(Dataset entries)

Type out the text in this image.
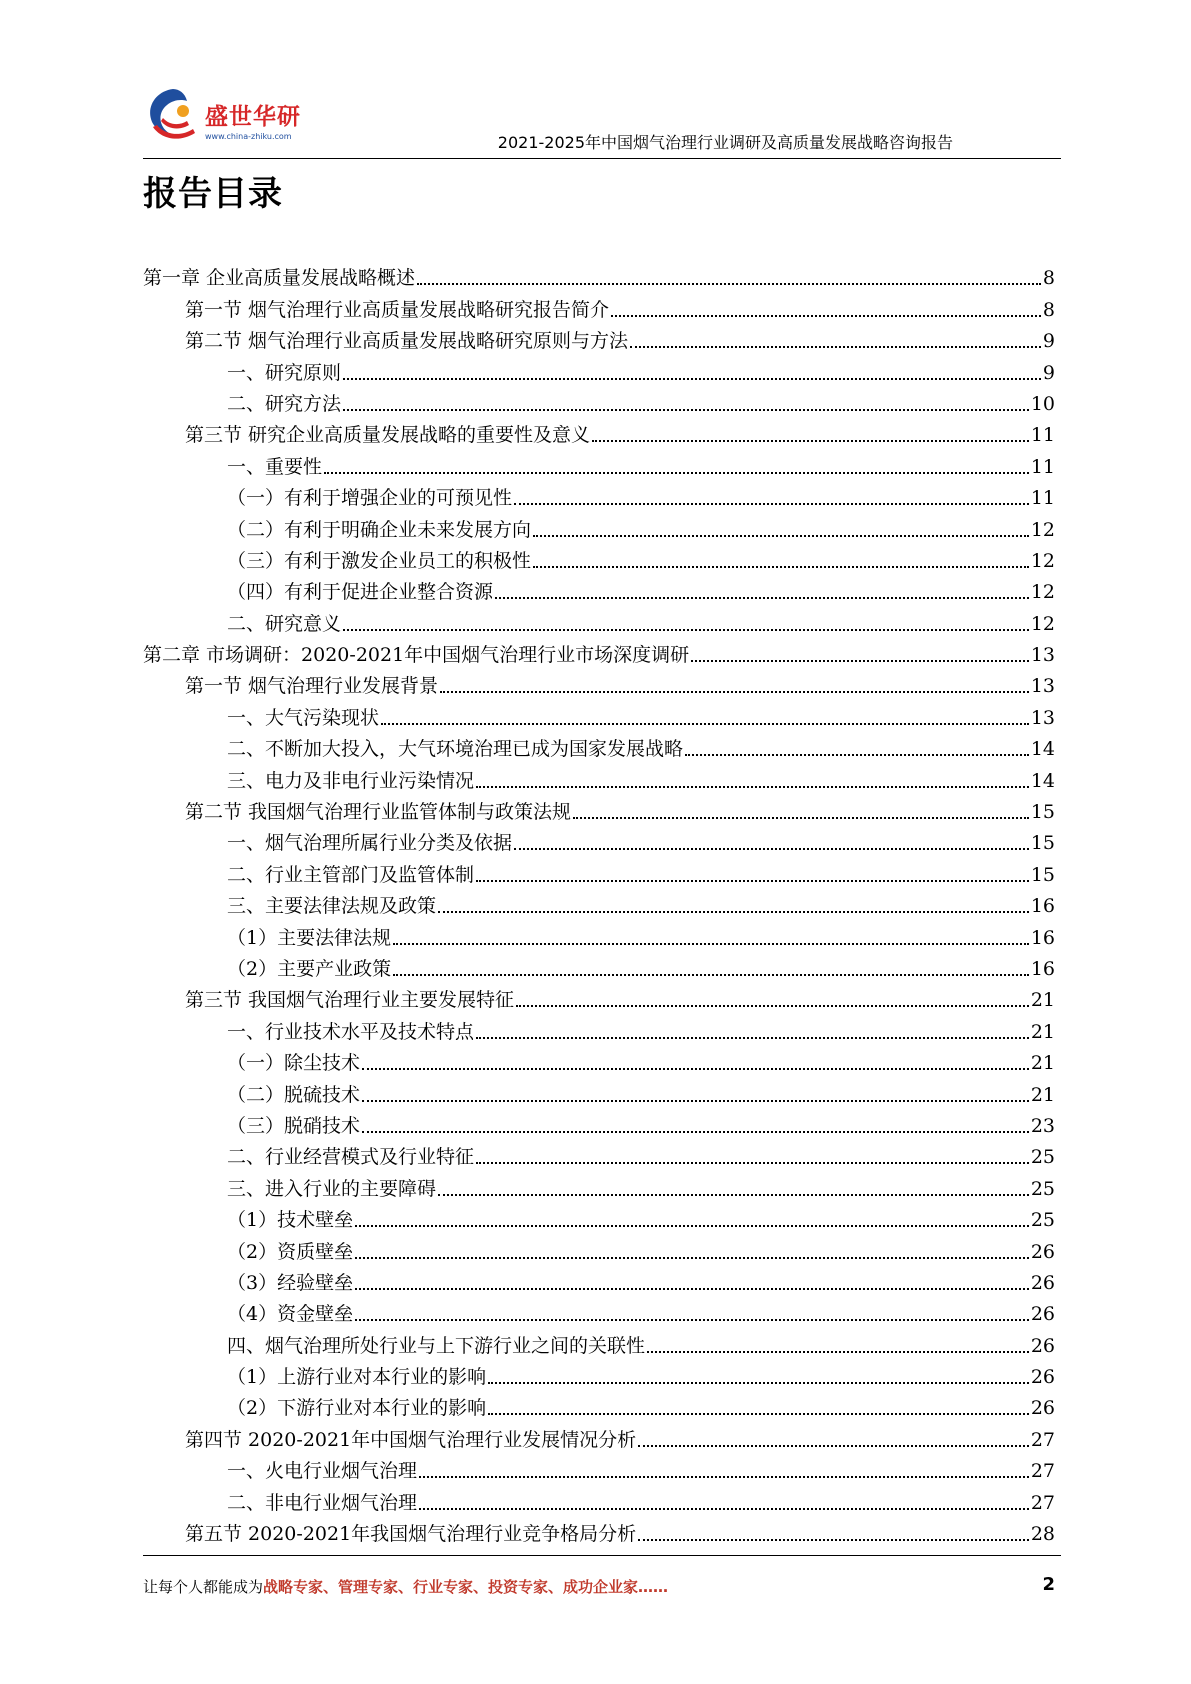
盛世华研
www.china-zhiku.com	2021-2025年中国烟气治理行业调研及高质量发展战略咨询报告
报告目录
第一章 企业高质量发展战略概述	8
第一节 烟气治理行业高质量发展战略研究报告简介	8
第二节 烟气治理行业高质量发展战略研究原则与方法	9
一、研究原则	9
二、研究方法	10
第三节 研究企业高质量发展战略的重要性及意义	11
一、重要性	11
（一）有利于增强企业的可预见性	11
（二）有利于明确企业未来发展方向	12
（三）有利于激发企业员工的积极性	12
（四）有利于促进企业整合资源	12
二、研究意义	12
第二章 市场调研：2020-2021年中国烟气治理行业市场深度调研	13
第一节 烟气治理行业发展背景	13
一、大气污染现状	13
二、不断加大投入，大气环境治理已成为国家发展战略	14
三、电力及非电行业污染情况	14
第二节 我国烟气治理行业监管体制与政策法规	15
一、烟气治理所属行业分类及依据	15
二、行业主管部门及监管体制	15
三、主要法律法规及政策	16
（1）主要法律法规	16
（2）主要产业政策	16
第三节 我国烟气治理行业主要发展特征	21
一、行业技术水平及技术特点	21
（一）除尘技术	21
（二）脱硫技术	21
（三）脱硝技术	23
二、行业经营模式及行业特征	25
三、进入行业的主要障碍	25
（1）技术壁垒	25
（2）资质壁垒	26
（3）经验壁垒	26
（4）资金壁垒	26
四、烟气治理所处行业与上下游行业之间的关联性	26
（1）上游行业对本行业的影响	26
（2）下游行业对本行业的影响	26
第四节 2020-2021年中国烟气治理行业发展情况分析	27
一、火电行业烟气治理	27
二、非电行业烟气治理	27
第五节 2020-2021年我国烟气治理行业竞争格局分析	28
让每个人都能成为战略专家、管理专家、行业专家、投资专家、成功企业家……	2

- Work to complete
Write out the material above once more, exactly as it reads, with no pictures.

- Solution below
Type out the text in this image.
盛世华研
www.china-zhiku.com	2021-2025年中国烟气治理行业调研及高质量发展战略咨询报告
报告目录
第一章 企业高质量发展战略概述	8
第一节 烟气治理行业高质量发展战略研究报告简介	8
第二节 烟气治理行业高质量发展战略研究原则与方法	9
一、研究原则	9
二、研究方法	10
第三节 研究企业高质量发展战略的重要性及意义	11
一、重要性	11
（一）有利于增强企业的可预见性	11
（二）有利于明确企业未来发展方向	12
（三）有利于激发企业员工的积极性	12
（四）有利于促进企业整合资源	12
二、研究意义	12
第二章 市场调研：2020-2021年中国烟气治理行业市场深度调研	13
第一节 烟气治理行业发展背景	13
一、大气污染现状	13
二、不断加大投入，大气环境治理已成为国家发展战略	14
三、电力及非电行业污染情况	14
第二节 我国烟气治理行业监管体制与政策法规	15
一、烟气治理所属行业分类及依据	15
二、行业主管部门及监管体制	15
三、主要法律法规及政策	16
（1）主要法律法规	16
（2）主要产业政策	16
第三节 我国烟气治理行业主要发展特征	21
一、行业技术水平及技术特点	21
（一）除尘技术	21
（二）脱硫技术	21
（三）脱硝技术	23
二、行业经营模式及行业特征	25
三、进入行业的主要障碍	25
（1）技术壁垒	25
（2）资质壁垒	26
（3）经验壁垒	26
（4）资金壁垒	26
四、烟气治理所处行业与上下游行业之间的关联性	26
（1）上游行业对本行业的影响	26
（2）下游行业对本行业的影响	26
第四节 2020-2021年中国烟气治理行业发展情况分析	27
一、火电行业烟气治理	27
二、非电行业烟气治理	27
第五节 2020-2021年我国烟气治理行业竞争格局分析	28
让每个人都能成为战略专家、管理专家、行业专家、投资专家、成功企业家……	2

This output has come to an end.